# Short task:
Quote the full listing word for word.

====================

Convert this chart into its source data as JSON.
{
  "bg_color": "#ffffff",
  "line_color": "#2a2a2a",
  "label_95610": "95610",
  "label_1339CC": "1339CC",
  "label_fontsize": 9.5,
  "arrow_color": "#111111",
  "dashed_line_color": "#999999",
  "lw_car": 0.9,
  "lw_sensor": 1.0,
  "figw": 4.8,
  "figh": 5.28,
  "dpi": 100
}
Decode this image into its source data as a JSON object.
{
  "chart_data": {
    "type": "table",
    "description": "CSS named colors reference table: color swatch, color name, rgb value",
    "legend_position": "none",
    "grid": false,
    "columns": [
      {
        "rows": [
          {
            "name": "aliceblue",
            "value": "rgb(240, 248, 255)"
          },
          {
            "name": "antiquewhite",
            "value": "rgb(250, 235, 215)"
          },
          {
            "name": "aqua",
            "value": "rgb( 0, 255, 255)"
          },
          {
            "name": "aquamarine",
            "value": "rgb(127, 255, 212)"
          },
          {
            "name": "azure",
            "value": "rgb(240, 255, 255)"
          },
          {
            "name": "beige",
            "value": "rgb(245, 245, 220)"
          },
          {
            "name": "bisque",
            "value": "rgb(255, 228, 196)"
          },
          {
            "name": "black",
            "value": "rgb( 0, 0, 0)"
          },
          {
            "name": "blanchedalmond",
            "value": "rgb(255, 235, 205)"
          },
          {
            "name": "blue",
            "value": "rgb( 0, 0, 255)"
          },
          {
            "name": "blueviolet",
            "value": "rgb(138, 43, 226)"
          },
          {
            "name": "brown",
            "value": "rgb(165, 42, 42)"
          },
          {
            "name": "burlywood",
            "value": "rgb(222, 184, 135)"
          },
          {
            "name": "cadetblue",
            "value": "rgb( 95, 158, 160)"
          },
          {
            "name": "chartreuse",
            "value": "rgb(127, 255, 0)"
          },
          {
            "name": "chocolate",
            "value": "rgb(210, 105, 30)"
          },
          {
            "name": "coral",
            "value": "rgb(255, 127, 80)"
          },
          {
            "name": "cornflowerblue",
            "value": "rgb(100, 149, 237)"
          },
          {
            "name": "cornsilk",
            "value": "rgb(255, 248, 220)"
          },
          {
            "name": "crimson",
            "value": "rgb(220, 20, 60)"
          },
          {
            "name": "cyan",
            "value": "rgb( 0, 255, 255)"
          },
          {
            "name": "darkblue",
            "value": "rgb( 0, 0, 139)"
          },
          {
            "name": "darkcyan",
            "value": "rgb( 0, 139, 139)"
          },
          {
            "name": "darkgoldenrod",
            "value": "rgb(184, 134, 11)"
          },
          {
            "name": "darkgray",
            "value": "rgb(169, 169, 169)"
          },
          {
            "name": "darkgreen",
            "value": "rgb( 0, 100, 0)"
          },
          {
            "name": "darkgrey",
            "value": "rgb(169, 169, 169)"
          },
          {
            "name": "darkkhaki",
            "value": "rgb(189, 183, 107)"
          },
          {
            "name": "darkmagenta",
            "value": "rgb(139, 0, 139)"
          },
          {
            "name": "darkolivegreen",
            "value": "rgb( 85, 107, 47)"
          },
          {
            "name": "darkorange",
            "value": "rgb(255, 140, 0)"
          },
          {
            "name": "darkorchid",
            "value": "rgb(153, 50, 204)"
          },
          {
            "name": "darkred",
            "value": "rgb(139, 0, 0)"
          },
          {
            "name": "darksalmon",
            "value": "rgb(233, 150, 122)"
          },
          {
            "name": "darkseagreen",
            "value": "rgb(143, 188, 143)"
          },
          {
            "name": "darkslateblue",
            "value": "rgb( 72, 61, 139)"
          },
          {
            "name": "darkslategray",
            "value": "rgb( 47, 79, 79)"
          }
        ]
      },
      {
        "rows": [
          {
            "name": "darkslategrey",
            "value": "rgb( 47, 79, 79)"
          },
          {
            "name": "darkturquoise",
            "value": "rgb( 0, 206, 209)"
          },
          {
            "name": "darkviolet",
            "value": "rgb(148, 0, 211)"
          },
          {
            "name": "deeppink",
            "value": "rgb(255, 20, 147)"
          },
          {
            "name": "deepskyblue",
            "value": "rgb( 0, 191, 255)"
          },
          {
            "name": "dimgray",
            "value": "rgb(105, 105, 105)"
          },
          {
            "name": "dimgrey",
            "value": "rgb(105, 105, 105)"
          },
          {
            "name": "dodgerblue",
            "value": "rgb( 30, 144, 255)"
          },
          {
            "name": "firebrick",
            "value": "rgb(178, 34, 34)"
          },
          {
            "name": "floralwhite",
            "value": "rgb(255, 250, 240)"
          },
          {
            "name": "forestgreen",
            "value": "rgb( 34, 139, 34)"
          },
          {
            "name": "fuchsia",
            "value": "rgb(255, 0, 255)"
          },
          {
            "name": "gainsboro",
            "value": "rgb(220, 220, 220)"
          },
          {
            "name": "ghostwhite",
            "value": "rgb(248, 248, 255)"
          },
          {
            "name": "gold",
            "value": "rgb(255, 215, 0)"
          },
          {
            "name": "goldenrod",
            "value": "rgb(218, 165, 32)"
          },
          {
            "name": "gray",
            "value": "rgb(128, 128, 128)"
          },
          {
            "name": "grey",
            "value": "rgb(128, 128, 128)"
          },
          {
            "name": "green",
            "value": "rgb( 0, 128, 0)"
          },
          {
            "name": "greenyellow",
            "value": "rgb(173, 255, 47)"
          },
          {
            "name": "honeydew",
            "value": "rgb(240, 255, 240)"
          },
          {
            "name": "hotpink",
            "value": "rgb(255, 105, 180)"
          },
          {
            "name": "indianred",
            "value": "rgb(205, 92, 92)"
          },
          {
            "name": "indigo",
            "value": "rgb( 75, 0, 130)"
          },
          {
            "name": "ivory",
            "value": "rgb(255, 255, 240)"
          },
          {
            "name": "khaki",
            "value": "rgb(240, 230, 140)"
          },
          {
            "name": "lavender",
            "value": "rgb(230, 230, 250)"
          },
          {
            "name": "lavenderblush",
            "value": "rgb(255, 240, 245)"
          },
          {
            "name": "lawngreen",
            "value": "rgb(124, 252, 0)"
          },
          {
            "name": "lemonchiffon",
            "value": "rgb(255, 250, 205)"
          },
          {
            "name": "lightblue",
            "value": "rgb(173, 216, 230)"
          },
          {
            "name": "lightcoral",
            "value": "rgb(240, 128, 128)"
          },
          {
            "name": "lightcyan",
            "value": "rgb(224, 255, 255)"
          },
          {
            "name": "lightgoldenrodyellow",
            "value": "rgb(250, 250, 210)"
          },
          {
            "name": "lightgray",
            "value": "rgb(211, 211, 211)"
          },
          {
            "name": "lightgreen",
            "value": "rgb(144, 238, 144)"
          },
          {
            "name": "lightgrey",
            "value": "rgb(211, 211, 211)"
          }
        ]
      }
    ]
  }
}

====================

# The reply:
Convert this chart into its source data as JSON.
{
  "bg_color": "#ffffff",
  "line_color": "#2a2a2a",
  "label_95610": "95610",
  "label_1339CC": "1339CC",
  "label_fontsize": 9.5,
  "arrow_color": "#111111",
  "dashed_line_color": "#999999",
  "lw_car": 0.9,
  "lw_sensor": 1.0,
  "figw": 4.8,
  "figh": 5.28,
  "dpi": 100
}
Decode this image into its source data as a JSON object.
{
  "chart_data": {
    "type": "table",
    "description": "CSS named colors reference table: color swatch, color name, rgb value",
    "legend_position": "none",
    "grid": false,
    "columns": [
      {
        "rows": [
          {
            "name": "aliceblue",
            "value": "rgb(240, 248, 255)"
          },
          {
            "name": "antiquewhite",
            "value": "rgb(250, 235, 215)"
          },
          {
            "name": "aqua",
            "value": "rgb( 0, 255, 255)"
          },
          {
            "name": "aquamarine",
            "value": "rgb(127, 255, 212)"
          },
          {
            "name": "azure",
            "value": "rgb(240, 255, 255)"
          },
          {
            "name": "beige",
            "value": "rgb(245, 245, 220)"
          },
          {
            "name": "bisque",
            "value": "rgb(255, 228, 196)"
          },
          {
            "name": "black",
            "value": "rgb( 0, 0, 0)"
          },
          {
            "name": "blanchedalmond",
            "value": "rgb(255, 235, 205)"
          },
          {
            "name": "blue",
            "value": "rgb( 0, 0, 255)"
          },
          {
            "name": "blueviolet",
            "value": "rgb(138, 43, 226)"
          },
          {
            "name": "brown",
            "value": "rgb(165, 42, 42)"
          },
          {
            "name": "burlywood",
            "value": "rgb(222, 184, 135)"
          },
          {
            "name": "cadetblue",
            "value": "rgb( 95, 158, 160)"
          },
          {
            "name": "chartreuse",
            "value": "rgb(127, 255, 0)"
          },
          {
            "name": "chocolate",
            "value": "rgb(210, 105, 30)"
          },
          {
            "name": "coral",
            "value": "rgb(255, 127, 80)"
          },
          {
            "name": "cornflowerblue",
            "value": "rgb(100, 149, 237)"
          },
          {
            "name": "cornsilk",
            "value": "rgb(255, 248, 220)"
          },
          {
            "name": "crimson",
            "value": "rgb(220, 20, 60)"
          },
          {
            "name": "cyan",
            "value": "rgb( 0, 255, 255)"
          },
          {
            "name": "darkblue",
            "value": "rgb( 0, 0, 139)"
          },
          {
            "name": "darkcyan",
            "value": "rgb( 0, 139, 139)"
          },
          {
            "name": "darkgoldenrod",
            "value": "rgb(184, 134, 11)"
          },
          {
            "name": "darkgray",
            "value": "rgb(169, 169, 169)"
          },
          {
            "name": "darkgreen",
            "value": "rgb( 0, 100, 0)"
          },
          {
            "name": "darkgrey",
            "value": "rgb(169, 169, 169)"
          },
          {
            "name": "darkkhaki",
            "value": "rgb(189, 183, 107)"
          },
          {
            "name": "darkmagenta",
            "value": "rgb(139, 0, 139)"
          },
          {
            "name": "darkolivegreen",
            "value": "rgb( 85, 107, 47)"
          },
          {
            "name": "darkorange",
            "value": "rgb(255, 140, 0)"
          },
          {
            "name": "darkorchid",
            "value": "rgb(153, 50, 204)"
          },
          {
            "name": "darkred",
            "value": "rgb(139, 0, 0)"
          },
          {
            "name": "darksalmon",
            "value": "rgb(233, 150, 122)"
          },
          {
            "name": "darkseagreen",
            "value": "rgb(143, 188, 143)"
          },
          {
            "name": "darkslateblue",
            "value": "rgb( 72, 61, 139)"
          },
          {
            "name": "darkslategray",
            "value": "rgb( 47, 79, 79)"
          }
        ]
      },
      {
        "rows": [
          {
            "name": "darkslategrey",
            "value": "rgb( 47, 79, 79)"
          },
          {
            "name": "darkturquoise",
            "value": "rgb( 0, 206, 209)"
          },
          {
            "name": "darkviolet",
            "value": "rgb(148, 0, 211)"
          },
          {
            "name": "deeppink",
            "value": "rgb(255, 20, 147)"
          },
          {
            "name": "deepskyblue",
            "value": "rgb( 0, 191, 255)"
          },
          {
            "name": "dimgray",
            "value": "rgb(105, 105, 105)"
          },
          {
            "name": "dimgrey",
            "value": "rgb(105, 105, 105)"
          },
          {
            "name": "dodgerblue",
            "value": "rgb( 30, 144, 255)"
          },
          {
            "name": "firebrick",
            "value": "rgb(178, 34, 34)"
          },
          {
            "name": "floralwhite",
            "value": "rgb(255, 250, 240)"
          },
          {
            "name": "forestgreen",
            "value": "rgb( 34, 139, 34)"
          },
          {
            "name": "fuchsia",
            "value": "rgb(255, 0, 255)"
          },
          {
            "name": "gainsboro",
            "value": "rgb(220, 220, 220)"
          },
          {
            "name": "ghostwhite",
            "value": "rgb(248, 248, 255)"
          },
          {
            "name": "gold",
            "value": "rgb(255, 215, 0)"
          },
          {
            "name": "goldenrod",
            "value": "rgb(218, 165, 32)"
          },
          {
            "name": "gray",
            "value": "rgb(128, 128, 128)"
          },
          {
            "name": "grey",
            "value": "rgb(128, 128, 128)"
          },
          {
            "name": "green",
            "value": "rgb( 0, 128, 0)"
          },
          {
            "name": "greenyellow",
            "value": "rgb(173, 255, 47)"
          },
          {
            "name": "honeydew",
            "value": "rgb(240, 255, 240)"
          },
          {
            "name": "hotpink",
            "value": "rgb(255, 105, 180)"
          },
          {
            "name": "indianred",
            "value": "rgb(205, 92, 92)"
          },
          {
            "name": "indigo",
            "value": "rgb( 75, 0, 130)"
          },
          {
            "name": "ivory",
            "value": "rgb(255, 255, 240)"
          },
          {
            "name": "khaki",
            "value": "rgb(240, 230, 140)"
          },
          {
            "name": "lavender",
            "value": "rgb(230, 230, 250)"
          },
          {
            "name": "lavenderblush",
            "value": "rgb(255, 240, 245)"
          },
          {
            "name": "lawngreen",
            "value": "rgb(124, 252, 0)"
          },
          {
            "name": "lemonchiffon",
            "value": "rgb(255, 250, 205)"
          },
          {
            "name": "lightblue",
            "value": "rgb(173, 216, 230)"
          },
          {
            "name": "lightcoral",
            "value": "rgb(240, 128, 128)"
          },
          {
            "name": "lightcyan",
            "value": "rgb(224, 255, 255)"
          },
          {
            "name": "lightgoldenrodyellow",
            "value": "rgb(250, 250, 210)"
          },
          {
            "name": "lightgray",
            "value": "rgb(211, 211, 211)"
          },
          {
            "name": "lightgreen",
            "value": "rgb(144, 238, 144)"
          },
          {
            "name": "lightgrey",
            "value": "rgb(211, 211, 211)"
          }
        ]
      }
    ]
  }
}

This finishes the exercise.